*The request*.
Your task is to count the lines of the entries below that include the word "общее" and to give only the resulting number.

--------------------

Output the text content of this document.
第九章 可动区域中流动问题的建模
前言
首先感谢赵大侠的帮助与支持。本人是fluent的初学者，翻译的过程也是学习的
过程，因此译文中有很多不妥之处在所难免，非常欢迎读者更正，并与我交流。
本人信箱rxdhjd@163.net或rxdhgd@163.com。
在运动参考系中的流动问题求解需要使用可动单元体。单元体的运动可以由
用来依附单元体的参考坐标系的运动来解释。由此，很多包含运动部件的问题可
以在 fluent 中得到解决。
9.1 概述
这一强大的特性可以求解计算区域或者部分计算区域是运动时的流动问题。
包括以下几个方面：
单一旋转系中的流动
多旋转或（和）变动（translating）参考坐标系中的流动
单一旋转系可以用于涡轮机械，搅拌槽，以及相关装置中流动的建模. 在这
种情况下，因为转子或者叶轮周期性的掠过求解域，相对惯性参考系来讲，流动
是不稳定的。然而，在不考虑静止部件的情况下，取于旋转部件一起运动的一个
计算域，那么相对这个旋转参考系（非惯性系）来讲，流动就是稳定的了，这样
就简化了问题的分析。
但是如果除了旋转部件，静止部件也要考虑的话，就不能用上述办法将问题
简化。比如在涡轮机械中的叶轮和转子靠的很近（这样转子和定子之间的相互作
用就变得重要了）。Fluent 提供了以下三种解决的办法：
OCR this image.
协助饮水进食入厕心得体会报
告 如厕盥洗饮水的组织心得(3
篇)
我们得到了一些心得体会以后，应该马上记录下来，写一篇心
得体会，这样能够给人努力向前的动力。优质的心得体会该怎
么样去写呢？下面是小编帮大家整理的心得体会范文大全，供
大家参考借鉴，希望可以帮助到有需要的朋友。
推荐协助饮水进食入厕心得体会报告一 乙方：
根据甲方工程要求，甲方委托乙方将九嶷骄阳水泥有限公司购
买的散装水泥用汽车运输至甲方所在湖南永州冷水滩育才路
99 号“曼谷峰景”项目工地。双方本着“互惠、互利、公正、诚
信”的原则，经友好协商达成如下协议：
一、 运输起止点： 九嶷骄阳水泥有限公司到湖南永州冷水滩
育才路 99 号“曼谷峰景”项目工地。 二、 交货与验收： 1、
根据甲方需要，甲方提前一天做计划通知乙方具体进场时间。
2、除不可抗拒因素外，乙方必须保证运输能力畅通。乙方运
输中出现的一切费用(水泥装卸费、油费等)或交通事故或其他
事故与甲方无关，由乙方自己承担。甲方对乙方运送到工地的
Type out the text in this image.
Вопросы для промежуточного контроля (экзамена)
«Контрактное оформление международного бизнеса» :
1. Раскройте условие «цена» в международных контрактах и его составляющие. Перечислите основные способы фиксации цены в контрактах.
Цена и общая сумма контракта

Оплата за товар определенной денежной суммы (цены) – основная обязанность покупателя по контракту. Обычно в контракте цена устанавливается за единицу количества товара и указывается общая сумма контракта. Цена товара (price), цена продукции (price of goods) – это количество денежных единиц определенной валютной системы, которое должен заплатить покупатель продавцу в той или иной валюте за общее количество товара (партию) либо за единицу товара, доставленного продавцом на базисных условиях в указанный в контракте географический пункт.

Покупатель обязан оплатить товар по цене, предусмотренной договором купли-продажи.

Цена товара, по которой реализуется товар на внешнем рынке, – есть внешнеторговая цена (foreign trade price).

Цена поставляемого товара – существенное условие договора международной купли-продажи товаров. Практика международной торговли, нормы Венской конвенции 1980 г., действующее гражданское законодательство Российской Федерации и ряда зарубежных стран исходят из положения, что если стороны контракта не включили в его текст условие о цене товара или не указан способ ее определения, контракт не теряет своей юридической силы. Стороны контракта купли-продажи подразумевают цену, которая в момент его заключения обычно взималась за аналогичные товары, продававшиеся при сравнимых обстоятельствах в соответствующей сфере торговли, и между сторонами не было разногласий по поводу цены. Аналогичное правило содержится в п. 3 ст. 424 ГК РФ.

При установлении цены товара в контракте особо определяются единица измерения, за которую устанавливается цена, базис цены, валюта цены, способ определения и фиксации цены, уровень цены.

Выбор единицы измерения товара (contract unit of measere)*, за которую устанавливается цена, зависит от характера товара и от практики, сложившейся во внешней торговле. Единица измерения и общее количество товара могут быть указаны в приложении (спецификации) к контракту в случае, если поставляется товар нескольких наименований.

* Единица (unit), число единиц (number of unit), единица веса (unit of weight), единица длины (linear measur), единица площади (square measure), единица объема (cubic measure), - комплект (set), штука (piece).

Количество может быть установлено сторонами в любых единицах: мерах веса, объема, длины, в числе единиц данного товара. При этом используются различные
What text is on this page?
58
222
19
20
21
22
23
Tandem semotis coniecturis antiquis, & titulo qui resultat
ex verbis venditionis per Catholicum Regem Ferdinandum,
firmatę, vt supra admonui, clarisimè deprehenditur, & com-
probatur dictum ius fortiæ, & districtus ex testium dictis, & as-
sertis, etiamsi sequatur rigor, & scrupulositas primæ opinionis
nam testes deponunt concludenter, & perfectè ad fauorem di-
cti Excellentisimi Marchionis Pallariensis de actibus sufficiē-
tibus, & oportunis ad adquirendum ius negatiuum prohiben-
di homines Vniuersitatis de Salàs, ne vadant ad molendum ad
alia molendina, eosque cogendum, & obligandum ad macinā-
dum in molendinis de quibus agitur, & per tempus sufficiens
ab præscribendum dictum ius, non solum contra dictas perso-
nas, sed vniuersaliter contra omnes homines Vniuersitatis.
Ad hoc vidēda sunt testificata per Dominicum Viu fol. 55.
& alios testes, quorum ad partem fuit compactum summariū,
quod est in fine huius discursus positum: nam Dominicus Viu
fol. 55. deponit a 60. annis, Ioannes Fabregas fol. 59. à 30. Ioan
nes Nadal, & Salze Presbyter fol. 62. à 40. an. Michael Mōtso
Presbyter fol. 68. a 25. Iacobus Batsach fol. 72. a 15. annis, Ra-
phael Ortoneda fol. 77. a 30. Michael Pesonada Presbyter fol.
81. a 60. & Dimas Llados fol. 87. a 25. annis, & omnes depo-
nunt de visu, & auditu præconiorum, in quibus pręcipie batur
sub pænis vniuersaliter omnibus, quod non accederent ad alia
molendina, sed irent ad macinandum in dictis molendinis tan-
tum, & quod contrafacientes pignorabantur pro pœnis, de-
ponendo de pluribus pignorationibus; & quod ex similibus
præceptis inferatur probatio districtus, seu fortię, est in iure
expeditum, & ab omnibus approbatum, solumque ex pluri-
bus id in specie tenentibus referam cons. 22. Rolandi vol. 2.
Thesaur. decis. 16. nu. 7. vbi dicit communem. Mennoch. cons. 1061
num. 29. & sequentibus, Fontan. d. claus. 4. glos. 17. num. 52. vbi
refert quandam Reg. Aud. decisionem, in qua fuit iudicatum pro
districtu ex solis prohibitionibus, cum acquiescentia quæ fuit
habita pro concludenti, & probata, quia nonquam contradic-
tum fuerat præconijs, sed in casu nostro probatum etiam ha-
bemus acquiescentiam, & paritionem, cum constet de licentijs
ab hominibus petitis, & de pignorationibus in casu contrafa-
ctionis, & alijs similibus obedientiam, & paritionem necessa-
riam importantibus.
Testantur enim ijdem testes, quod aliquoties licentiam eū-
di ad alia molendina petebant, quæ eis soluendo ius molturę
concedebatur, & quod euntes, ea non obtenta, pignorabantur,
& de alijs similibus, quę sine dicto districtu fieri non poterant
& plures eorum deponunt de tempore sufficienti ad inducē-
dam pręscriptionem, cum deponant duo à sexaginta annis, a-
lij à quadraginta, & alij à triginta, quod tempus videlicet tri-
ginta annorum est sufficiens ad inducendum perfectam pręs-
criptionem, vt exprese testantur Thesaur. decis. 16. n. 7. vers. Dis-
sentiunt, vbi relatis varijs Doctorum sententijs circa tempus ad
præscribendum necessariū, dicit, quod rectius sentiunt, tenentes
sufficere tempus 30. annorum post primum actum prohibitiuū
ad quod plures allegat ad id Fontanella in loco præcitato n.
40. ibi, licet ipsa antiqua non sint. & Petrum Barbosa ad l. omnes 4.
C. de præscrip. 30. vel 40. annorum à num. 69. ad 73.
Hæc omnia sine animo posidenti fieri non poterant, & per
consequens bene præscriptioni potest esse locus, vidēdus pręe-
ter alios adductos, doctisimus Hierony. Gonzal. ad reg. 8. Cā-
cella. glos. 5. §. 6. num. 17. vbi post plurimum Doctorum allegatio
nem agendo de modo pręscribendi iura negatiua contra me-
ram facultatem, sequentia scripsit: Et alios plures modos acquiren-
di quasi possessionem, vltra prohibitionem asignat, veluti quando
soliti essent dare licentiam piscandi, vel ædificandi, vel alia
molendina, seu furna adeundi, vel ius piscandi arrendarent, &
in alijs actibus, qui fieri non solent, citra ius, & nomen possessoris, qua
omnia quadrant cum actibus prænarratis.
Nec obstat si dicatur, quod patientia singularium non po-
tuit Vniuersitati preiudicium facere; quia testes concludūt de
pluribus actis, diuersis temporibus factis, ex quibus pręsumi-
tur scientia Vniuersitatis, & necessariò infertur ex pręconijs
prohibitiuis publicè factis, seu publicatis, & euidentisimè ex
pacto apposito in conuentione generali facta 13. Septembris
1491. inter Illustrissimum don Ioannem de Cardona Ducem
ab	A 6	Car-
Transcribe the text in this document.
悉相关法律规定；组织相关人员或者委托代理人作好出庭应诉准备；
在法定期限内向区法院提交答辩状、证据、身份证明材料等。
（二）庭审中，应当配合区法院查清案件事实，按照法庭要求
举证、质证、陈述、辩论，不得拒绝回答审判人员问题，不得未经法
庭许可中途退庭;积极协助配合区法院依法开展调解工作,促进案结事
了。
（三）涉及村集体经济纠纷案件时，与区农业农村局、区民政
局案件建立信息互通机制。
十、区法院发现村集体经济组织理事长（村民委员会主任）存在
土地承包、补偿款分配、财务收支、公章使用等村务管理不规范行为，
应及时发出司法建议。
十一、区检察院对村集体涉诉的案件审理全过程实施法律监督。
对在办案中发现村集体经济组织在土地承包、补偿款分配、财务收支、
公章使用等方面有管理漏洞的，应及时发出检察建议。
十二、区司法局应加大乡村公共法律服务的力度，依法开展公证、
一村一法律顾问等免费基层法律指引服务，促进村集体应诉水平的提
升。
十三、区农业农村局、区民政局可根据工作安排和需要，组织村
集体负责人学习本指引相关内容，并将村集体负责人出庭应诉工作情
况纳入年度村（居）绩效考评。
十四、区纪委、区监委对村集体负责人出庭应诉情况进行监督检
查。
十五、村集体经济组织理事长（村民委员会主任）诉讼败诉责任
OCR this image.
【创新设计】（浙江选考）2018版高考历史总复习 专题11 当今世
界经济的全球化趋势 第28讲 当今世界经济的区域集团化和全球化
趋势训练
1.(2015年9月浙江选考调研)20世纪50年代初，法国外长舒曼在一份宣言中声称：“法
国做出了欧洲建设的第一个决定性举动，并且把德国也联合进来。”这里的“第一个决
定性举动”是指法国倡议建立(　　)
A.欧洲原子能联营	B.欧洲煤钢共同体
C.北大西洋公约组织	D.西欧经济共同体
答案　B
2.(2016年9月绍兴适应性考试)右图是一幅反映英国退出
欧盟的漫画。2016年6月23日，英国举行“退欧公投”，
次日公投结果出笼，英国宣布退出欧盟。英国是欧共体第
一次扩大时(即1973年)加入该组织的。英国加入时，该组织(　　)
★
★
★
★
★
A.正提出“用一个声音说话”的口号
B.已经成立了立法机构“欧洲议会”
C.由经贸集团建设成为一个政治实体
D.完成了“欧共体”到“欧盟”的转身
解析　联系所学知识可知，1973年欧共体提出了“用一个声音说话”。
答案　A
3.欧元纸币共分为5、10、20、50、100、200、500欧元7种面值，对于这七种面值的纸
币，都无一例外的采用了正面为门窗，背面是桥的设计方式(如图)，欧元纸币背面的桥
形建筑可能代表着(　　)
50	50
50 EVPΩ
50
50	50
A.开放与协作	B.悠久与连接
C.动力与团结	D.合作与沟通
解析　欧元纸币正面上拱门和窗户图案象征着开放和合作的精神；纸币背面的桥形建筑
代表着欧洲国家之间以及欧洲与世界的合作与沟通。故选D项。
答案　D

--------------------

*Completed exercise*.
2